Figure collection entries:
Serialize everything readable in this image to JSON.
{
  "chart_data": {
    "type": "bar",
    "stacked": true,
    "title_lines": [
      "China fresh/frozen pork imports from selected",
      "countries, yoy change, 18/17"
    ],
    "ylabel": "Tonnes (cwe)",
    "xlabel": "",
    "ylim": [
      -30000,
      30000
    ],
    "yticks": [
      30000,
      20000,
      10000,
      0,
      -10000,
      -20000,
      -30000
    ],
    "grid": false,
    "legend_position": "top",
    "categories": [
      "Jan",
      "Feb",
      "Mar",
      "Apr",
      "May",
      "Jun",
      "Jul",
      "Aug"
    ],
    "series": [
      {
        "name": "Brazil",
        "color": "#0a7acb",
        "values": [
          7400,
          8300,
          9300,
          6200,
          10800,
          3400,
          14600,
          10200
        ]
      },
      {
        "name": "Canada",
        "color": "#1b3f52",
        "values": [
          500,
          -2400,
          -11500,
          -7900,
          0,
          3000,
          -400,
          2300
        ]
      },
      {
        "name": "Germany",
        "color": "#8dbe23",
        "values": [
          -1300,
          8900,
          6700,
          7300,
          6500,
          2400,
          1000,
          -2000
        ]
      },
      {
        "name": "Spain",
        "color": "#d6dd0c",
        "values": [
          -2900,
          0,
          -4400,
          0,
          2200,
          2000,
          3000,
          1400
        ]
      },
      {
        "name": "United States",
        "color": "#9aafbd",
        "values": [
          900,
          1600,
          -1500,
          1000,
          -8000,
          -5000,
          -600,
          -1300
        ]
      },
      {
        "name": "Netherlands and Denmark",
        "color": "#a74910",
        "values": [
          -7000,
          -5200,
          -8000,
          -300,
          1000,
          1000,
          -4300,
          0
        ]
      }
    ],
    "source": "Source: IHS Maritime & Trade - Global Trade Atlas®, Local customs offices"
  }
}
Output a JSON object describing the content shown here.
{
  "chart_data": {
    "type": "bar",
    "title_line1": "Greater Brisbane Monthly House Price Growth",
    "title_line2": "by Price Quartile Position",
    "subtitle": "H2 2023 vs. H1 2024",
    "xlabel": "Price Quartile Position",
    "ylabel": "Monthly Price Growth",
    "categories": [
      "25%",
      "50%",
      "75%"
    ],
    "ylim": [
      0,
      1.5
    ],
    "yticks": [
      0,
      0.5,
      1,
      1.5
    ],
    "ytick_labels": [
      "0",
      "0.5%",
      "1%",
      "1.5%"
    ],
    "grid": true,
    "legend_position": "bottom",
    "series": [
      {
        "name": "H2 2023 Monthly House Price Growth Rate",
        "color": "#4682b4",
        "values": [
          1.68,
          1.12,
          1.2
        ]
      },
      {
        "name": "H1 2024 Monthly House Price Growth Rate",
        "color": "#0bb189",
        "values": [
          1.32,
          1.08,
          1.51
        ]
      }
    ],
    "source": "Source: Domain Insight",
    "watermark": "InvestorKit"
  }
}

(THE EXERCISE): All lines above containing the string "Rate" are to be collected.

(SOLUTION):
        "name": "H2 2023 Monthly House Price Growth Rate",
        "name": "H1 2024 Monthly House Price Growth Rate",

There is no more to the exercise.